## WHAT IS NEEDED
In the entries that follow, how many lines hold the string "viewport"? Give only that number.

Saved data entries:
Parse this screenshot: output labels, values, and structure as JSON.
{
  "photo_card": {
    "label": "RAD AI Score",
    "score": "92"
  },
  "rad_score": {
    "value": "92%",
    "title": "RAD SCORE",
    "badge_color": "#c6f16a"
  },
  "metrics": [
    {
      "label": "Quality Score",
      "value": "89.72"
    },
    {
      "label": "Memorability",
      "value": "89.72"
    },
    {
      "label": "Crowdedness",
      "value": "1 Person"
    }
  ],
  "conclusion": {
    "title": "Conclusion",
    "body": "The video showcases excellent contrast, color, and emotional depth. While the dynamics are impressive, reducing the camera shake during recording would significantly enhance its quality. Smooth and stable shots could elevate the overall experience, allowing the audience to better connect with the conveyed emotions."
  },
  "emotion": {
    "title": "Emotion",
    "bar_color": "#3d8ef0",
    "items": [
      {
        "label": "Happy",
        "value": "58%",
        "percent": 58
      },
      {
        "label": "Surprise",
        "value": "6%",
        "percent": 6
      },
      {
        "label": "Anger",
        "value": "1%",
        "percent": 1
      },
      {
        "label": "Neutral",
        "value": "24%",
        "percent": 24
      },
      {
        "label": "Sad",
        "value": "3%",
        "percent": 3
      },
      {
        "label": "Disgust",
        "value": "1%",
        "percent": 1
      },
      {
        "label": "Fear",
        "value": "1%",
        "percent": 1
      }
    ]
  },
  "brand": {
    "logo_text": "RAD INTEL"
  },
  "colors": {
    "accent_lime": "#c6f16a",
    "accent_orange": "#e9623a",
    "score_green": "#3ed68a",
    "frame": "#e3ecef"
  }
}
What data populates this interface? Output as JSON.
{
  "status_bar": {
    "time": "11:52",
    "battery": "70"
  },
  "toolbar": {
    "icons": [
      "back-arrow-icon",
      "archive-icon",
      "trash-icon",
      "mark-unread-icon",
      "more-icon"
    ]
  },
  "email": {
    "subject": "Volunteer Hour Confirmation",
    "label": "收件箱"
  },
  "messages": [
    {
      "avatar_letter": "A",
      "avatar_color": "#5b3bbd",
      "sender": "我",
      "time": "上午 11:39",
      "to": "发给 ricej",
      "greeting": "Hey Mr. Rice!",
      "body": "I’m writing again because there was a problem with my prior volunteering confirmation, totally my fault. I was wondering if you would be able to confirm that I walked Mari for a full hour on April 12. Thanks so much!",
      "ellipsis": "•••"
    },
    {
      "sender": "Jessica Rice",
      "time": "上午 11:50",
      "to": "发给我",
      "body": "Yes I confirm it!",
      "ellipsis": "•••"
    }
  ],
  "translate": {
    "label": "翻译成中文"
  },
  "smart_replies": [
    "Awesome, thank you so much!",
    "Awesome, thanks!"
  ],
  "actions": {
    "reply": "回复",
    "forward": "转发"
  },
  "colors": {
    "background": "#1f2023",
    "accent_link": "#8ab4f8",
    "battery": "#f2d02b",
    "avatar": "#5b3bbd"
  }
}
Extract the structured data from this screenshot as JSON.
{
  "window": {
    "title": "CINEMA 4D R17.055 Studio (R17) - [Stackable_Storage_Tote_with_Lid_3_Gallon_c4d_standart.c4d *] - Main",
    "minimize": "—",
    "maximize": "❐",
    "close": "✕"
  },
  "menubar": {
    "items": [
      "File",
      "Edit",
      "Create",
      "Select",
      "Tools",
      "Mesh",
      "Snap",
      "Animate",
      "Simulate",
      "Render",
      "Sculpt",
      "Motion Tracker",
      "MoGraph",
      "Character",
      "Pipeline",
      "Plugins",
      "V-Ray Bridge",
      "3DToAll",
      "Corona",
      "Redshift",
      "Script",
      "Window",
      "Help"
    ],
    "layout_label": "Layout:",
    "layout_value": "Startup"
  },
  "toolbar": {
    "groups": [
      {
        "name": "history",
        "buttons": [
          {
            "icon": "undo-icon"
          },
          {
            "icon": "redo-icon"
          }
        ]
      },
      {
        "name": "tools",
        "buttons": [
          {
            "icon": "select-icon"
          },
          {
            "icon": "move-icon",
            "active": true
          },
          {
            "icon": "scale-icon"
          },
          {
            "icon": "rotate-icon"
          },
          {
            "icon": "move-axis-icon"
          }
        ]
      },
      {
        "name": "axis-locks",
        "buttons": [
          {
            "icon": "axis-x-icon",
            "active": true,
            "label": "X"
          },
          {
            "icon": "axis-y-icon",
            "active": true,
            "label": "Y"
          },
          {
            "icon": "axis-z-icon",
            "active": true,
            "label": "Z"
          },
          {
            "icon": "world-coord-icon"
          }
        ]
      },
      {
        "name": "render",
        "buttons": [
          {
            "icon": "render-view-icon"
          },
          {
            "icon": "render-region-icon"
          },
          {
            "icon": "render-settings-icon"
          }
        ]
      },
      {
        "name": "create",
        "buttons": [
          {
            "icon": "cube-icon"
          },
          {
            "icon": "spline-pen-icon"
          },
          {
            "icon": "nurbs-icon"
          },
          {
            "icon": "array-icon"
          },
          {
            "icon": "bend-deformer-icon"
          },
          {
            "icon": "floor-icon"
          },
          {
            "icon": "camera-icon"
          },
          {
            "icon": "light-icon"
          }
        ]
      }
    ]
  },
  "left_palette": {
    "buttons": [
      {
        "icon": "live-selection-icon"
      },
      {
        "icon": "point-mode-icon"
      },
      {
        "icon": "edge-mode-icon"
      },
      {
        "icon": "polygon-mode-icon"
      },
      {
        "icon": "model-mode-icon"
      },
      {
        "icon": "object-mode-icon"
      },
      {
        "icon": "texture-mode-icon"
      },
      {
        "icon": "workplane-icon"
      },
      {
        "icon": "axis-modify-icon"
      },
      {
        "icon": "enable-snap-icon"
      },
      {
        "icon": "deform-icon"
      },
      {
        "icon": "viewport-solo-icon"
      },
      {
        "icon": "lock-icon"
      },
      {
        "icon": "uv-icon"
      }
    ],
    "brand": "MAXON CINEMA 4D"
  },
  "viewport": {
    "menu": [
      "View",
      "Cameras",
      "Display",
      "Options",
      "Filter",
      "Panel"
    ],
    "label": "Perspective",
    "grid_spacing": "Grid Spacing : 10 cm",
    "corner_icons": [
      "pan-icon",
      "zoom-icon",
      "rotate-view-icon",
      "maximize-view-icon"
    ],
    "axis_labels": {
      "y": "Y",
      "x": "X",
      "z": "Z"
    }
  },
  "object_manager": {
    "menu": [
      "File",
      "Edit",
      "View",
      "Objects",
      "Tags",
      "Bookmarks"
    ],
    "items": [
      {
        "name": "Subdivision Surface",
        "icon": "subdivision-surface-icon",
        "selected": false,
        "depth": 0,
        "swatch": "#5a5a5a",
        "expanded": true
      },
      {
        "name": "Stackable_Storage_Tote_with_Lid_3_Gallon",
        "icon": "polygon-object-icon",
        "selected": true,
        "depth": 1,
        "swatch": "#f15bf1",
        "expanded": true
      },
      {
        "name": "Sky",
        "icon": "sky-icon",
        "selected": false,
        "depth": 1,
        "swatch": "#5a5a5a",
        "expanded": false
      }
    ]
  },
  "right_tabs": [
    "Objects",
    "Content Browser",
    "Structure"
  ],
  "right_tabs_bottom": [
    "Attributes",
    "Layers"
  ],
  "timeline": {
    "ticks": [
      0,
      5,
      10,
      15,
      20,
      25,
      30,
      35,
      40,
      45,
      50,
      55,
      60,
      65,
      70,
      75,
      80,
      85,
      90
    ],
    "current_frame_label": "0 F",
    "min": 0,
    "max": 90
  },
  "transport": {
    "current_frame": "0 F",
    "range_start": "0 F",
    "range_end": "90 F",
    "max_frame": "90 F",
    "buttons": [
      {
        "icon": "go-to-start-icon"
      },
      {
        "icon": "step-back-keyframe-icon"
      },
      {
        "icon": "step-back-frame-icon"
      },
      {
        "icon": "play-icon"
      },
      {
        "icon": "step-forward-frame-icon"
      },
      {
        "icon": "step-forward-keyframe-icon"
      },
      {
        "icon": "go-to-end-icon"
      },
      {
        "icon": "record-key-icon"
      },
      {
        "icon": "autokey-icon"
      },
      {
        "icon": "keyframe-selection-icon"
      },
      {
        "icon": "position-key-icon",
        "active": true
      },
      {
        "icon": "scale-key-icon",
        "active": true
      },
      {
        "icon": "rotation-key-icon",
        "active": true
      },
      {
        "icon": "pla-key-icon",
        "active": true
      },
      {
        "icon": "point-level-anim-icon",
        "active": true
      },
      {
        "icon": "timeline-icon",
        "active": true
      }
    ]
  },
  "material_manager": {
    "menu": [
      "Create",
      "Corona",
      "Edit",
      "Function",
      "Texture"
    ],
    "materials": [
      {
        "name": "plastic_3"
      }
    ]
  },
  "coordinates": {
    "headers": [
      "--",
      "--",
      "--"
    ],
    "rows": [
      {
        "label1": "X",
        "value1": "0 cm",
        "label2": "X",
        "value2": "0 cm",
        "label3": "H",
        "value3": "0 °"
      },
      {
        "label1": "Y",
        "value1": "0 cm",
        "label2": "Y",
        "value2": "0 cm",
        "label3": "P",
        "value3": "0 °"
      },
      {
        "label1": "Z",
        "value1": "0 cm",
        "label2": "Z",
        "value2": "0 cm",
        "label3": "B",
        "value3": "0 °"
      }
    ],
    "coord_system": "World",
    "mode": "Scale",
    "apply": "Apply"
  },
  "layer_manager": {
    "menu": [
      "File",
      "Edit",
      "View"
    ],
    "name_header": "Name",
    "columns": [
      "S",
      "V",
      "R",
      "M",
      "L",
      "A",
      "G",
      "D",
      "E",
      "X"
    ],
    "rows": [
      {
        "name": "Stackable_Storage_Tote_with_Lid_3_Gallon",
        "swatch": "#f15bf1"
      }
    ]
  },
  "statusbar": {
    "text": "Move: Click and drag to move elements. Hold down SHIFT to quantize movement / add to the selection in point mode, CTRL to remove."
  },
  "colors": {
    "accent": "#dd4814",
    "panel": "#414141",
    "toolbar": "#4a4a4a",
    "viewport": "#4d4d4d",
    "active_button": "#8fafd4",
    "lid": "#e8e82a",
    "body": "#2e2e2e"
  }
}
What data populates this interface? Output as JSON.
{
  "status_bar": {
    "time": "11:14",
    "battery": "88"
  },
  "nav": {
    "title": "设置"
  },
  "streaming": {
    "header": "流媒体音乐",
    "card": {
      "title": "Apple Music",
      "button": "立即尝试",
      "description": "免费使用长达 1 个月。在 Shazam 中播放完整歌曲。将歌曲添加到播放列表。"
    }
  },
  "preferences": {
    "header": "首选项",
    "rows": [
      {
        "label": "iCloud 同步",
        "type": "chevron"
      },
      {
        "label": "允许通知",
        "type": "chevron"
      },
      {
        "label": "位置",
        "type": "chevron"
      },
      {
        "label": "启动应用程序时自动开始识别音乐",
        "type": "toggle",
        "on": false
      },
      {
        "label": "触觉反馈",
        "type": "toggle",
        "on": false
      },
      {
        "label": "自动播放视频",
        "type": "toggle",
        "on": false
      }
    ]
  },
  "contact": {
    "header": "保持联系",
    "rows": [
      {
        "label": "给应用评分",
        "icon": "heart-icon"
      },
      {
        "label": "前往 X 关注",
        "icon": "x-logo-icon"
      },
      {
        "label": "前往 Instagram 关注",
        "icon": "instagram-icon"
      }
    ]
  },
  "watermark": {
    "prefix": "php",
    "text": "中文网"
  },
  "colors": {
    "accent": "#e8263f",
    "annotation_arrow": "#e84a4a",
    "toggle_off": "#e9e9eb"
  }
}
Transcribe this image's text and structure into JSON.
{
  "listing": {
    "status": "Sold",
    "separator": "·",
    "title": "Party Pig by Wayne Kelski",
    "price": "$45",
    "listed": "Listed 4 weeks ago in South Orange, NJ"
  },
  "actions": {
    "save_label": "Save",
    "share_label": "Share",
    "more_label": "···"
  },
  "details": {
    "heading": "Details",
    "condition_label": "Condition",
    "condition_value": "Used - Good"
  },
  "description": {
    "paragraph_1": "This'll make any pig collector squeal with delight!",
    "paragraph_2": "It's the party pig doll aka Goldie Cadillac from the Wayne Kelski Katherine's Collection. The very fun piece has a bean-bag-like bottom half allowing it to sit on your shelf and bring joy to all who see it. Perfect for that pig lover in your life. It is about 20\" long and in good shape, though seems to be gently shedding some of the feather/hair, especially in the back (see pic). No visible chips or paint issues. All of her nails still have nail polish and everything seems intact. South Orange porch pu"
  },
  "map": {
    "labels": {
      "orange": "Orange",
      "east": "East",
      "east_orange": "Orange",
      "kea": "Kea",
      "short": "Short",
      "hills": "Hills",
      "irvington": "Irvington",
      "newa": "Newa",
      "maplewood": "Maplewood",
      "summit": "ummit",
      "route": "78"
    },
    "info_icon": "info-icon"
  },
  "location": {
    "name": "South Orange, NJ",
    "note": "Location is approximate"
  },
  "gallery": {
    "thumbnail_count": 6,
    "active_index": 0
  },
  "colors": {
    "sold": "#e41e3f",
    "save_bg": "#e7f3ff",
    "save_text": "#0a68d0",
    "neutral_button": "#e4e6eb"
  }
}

## RESPONSE TO THIS TASK
3